II. Probe Card Assembly with Flexible Interconnect Structure
FIG. 1A depicts a probe card assembly 100 for testing a device under test (DUT) 102. The probe card assembly 100 includes a printed circuit board (PCB) 102, a space transformer 104 and a probe head structure 106. The PCB 102 provides electrical connections to test equipment and space transformer 104 provide electrical connections between the PCB 102 and the probe head structure 106, which is typically smaller than the space transformer 104. Space transformer 104 may be made as a single layer of material or from multiple layers. For example, space transformer 104 may be a multi-layer ceramic (MLC). As another example, space transformer 104 may be a Multi-Layer Silicon (MLS) space transformer made using silicon wafer fabrication techniques. An MLS space transformer may provide finer contact pitch, compared to an MLC space transformer. The probe head structure 106 supports a plurality of test probes 108 that make contact with a device under test. In FIG. 1A, the plurality of test probes 108 are depicted in FIG. 1A as cantilever test probes, but any type of test probe may be used, including vertical test probes. Probe card assembly 100 also includes a flexible interconnect structure 110 that provides electrical connections between PCB 102 and space transformer 104. Flexible interconnect structure 110 may be implemented using a variety of mechanisms. One example implementation of flexible interconnect structure is one or more flexible circuits. Probe card assembly 100 may include numerous other components and elements, as described in more detail hereinafter.
FIG. 1B depicts another example implementation of probe card assembly 100 for testing a device under test (DUT) 102. In this example, probe card assembly 100 also includes a stiffener 112, a compliant mechanism 114 and a space transformer carrier 116. Stiffener 112 provides structural support for PCB 102 in situations where additional structural support is desirable. For example, it is helpful to include stiffener 112 when PCB 102 is made from a flexible material. Compliant mechanism 114 and space transformer carrier 116 support space transformer 104 with respect to PCB 102. Stiffener 112, compliant mechanism 114 and space transformer carrier 116 are examples of other types of structures that may be included in probe card assembly 100 and probe card assembly 100 is not limited to the particular structures and elements depicted in the figures and described herein.

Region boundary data

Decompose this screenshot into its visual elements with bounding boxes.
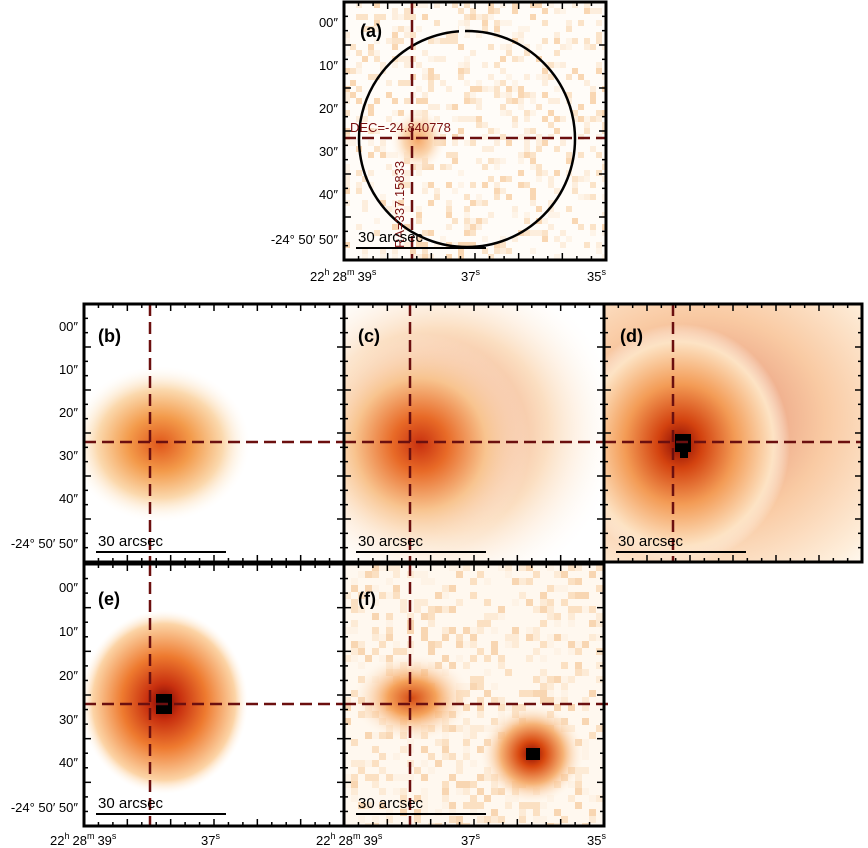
panel-a-scale-text: 30 arcsec [358,229,424,246]
panel-f-scale-text: 30 arcsec [358,795,424,812]
ra-tick-37: 37s [461,831,480,848]
dec-tick-30: 30″ [59,448,78,463]
ra-tick-35: 35s [587,267,606,284]
panel-f: (f) 30 arcsec [342,562,610,828]
axis-ticks [84,2,862,826]
ra-axis-a: 22h 28m 39s 37s 35s [310,267,606,284]
dec-tick-00: 00″ [59,319,78,334]
dec-tick-00: 00″ [319,15,338,30]
dec-tick-00: 00″ [59,580,78,595]
dec-tick-30: 30″ [319,144,338,159]
dec-tick-20: 20″ [59,668,78,683]
panel-c: (c) 30 arcsec [342,302,606,564]
panel-c-scale-text: 30 arcsec [358,533,424,550]
dec-tick-10: 10″ [59,624,78,639]
dec-tick-10: 10″ [59,362,78,377]
panel-e-letter: (e) [98,589,120,609]
ra-tick-35: 35s [587,831,606,848]
ra-tick-first: 22h 28m 39s [50,831,117,848]
dec-tick-30: 30″ [59,712,78,727]
dec-axis-a: 00″ 10″ 20″ 30″ 40″ -24° 50′ 50″ [271,15,339,247]
panel-b-scale-text: 30 arcsec [98,533,164,550]
panel-b: (b) 30 arcsec [82,302,346,564]
panel-d-letter: (d) [620,326,643,346]
dec-annotation: DEC=-24.840778 [350,120,451,135]
panel-c-letter: (c) [358,326,380,346]
panel-a-noise [344,2,606,260]
ra-axis-e: 22h 28m 39s 37s [50,831,220,848]
panel-d: (d) 30 arcsec [602,302,864,564]
ra-tick-37: 37s [201,831,220,848]
dec-tick-50: -24° 50′ 50″ [11,800,79,815]
dec-tick-10: 10″ [319,58,338,73]
dec-axis-b: 00″ 10″ 20″ 30″ 40″ -24° 50′ 50″ [11,319,79,551]
panel-e-scale-text: 30 arcsec [98,795,164,812]
panel-a: DEC=-24.840778 RA=337.15833 (a) 30 arcse… [342,0,608,262]
panel-b-letter: (b) [98,326,121,346]
dec-tick-40: 40″ [59,755,78,770]
dec-tick-50: -24° 50′ 50″ [11,536,79,551]
dec-axis-e: 00″ 10″ 20″ 30″ 40″ -24° 50′ 50″ [11,580,79,815]
dec-tick-20: 20″ [319,101,338,116]
ra-annotation: RA=337.15833 [392,161,407,248]
panel-e: (e) 30 arcsec [82,562,346,828]
dec-tick-20: 20″ [59,405,78,420]
dec-tick-50: -24° 50′ 50″ [271,232,339,247]
dec-tick-40: 40″ [59,491,78,506]
panel-f-letter: (f) [358,589,376,609]
ra-axis-f: 22h 28m 39s 37s 35s [316,831,606,848]
panel-a-letter: (a) [360,21,382,41]
dec-tick-40: 40″ [319,187,338,202]
panel-d-scale-text: 30 arcsec [618,533,684,550]
ra-tick-first: 22h 28m 39s [316,831,383,848]
ra-tick-37: 37s [461,267,480,284]
ra-tick-first: 22h 28m 39s [310,267,377,284]
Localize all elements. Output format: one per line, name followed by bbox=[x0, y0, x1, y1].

Short exercise 1: According to the probe card assembly text, what may an MLS space transformer provide compared to an MLC space transformer?
Short exercise 2: Quote everything in the probe card assembly text from "FIG. 1B depicts" down to "and described herein.".

Task answer 1: Finer contact pitch.

Task answer 2:
FIG. 1B depicts another example implementation of probe card assembly 100 for testing a device under test (DUT) 102. In this example, probe card assembly 100 also includes a stiffener 112, a compliant mechanism 114 and a space transformer carrier 116. Stiffener 112 provides structural support for PCB 102 in situations where additional structural support is desirable. For example, it is helpful to include stiffener 112 when PCB 102 is made from a flexible material. Compliant mechanism 114 and space transformer carrier 116 support space transformer 104 with respect to PCB 102. Stiffener 112, compliant mechanism 114 and space transformer carrier 116 are examples of other types of structures that may be included in probe card assembly 100 and probe card assembly 100 is not limited to the particular structures and elements depicted in the figures and described herein.